- **PROBLEM DETAILS**
Leave out every picture, then transcribe the rest of the listing exactly.
======
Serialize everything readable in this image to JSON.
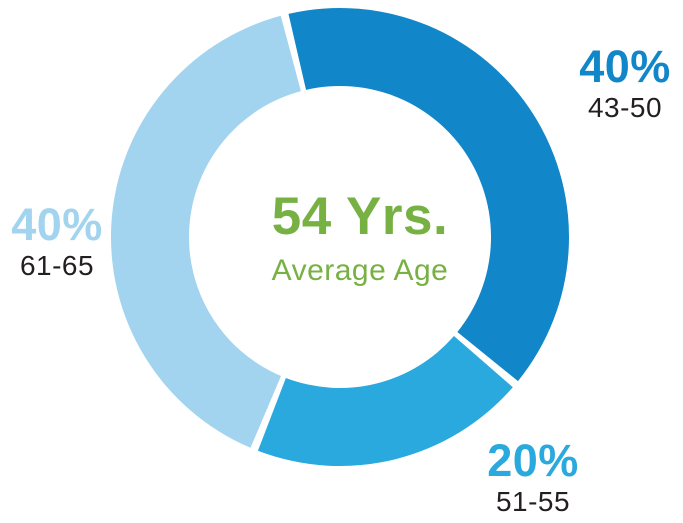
{
  "chart_data": {
    "type": "pie",
    "subtype": "donut",
    "title": "",
    "legend_position": "none",
    "start_angle_deg": 346,
    "center_label": {
      "value": "54 Yrs.",
      "caption": "Average Age",
      "color": "#78b143"
    },
    "segments": [
      {
        "pct_label": "40%",
        "percent": 40,
        "label": "43-50",
        "color": "#1186c8"
      },
      {
        "pct_label": "20%",
        "percent": 20,
        "label": "51-55",
        "color": "#29a9dd"
      },
      {
        "pct_label": "40%",
        "percent": 40,
        "label": "61-65",
        "color": "#a2d4ef"
      }
    ],
    "range_label_color": "#231f20",
    "background": "#ffffff"
  }
}
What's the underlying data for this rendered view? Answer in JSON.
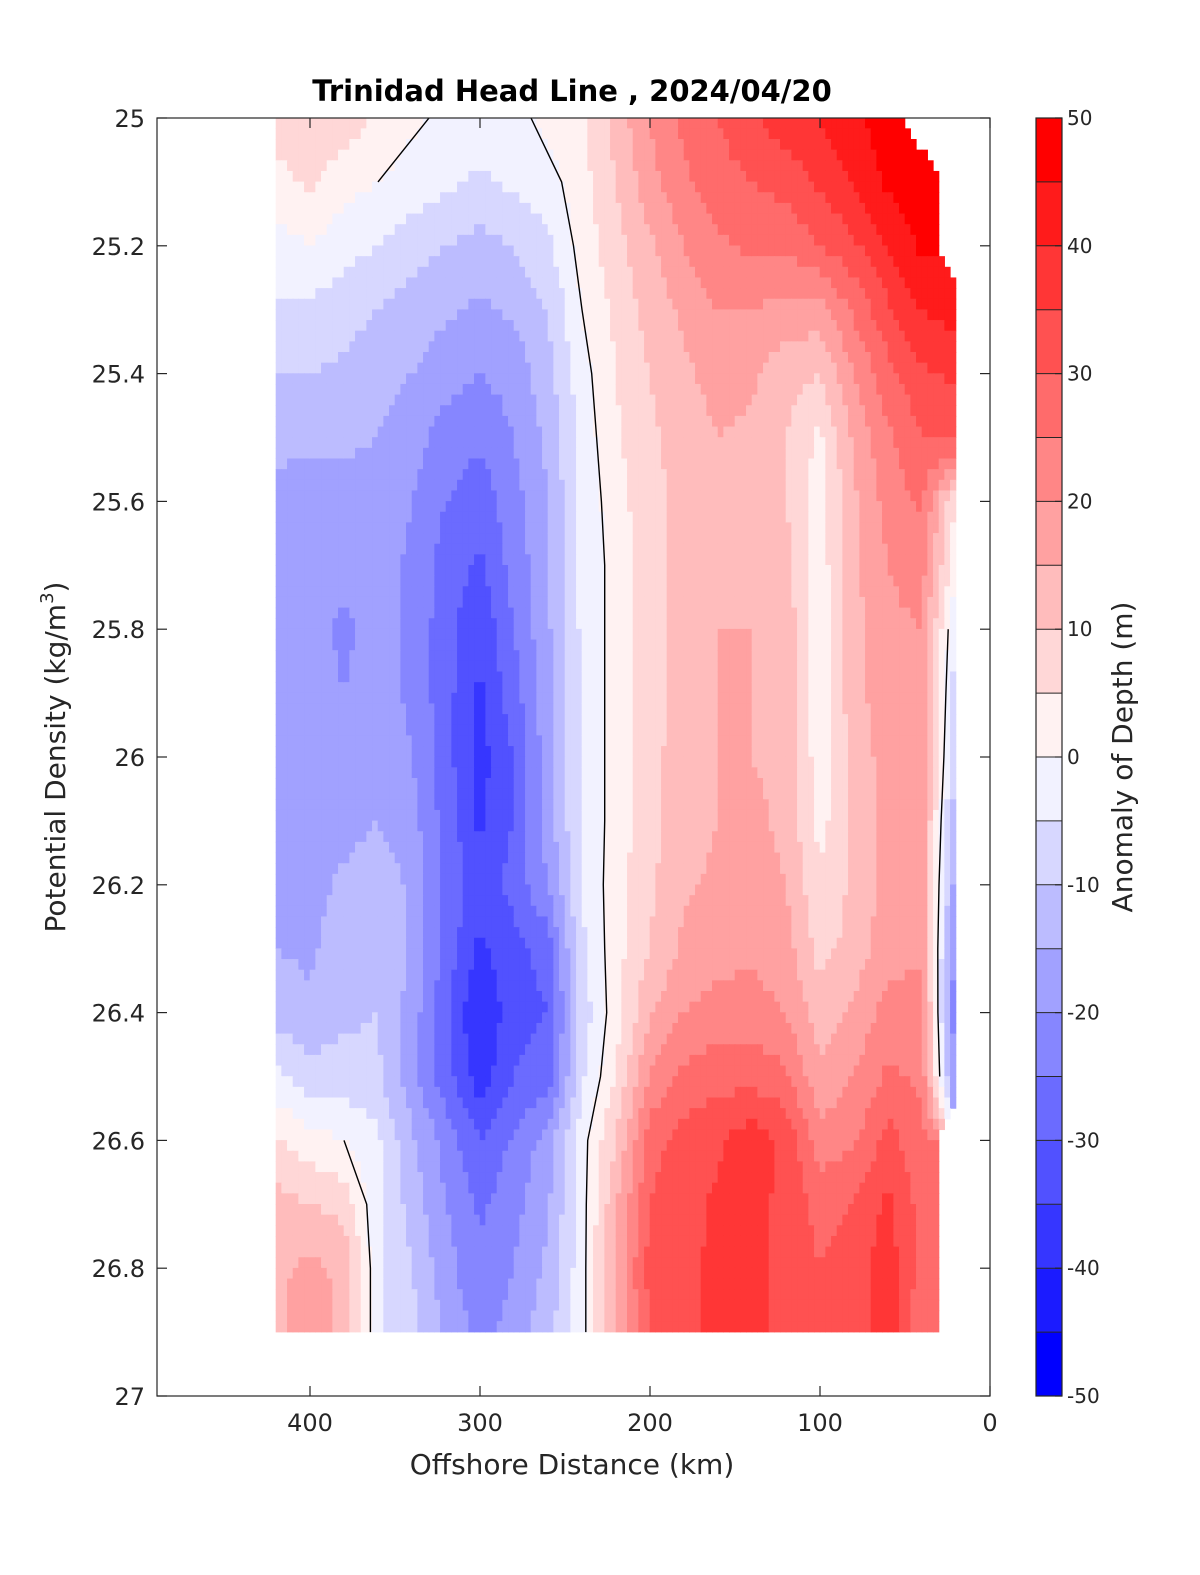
======
- **RESPONSE FOR THIS EXERCISE**
Serialize everything readable in this image to JSON.
{
  "chart_data": {
    "type": "pie",
    "subtype": "donut",
    "title": "",
    "legend_position": "none",
    "start_angle_deg": 346,
    "center_label": {
      "value": "54 Yrs.",
      "caption": "Average Age",
      "color": "#78b143"
    },
    "segments": [
      {
        "pct_label": "40%",
        "percent": 40,
        "label": "43-50",
        "color": "#1186c8"
      },
      {
        "pct_label": "20%",
        "percent": 20,
        "label": "51-55",
        "color": "#29a9dd"
      },
      {
        "pct_label": "40%",
        "percent": 40,
        "label": "61-65",
        "color": "#a2d4ef"
      }
    ],
    "range_label_color": "#231f20",
    "background": "#ffffff"
  }
}
What's the underlying data for this rendered view? Answer in JSON.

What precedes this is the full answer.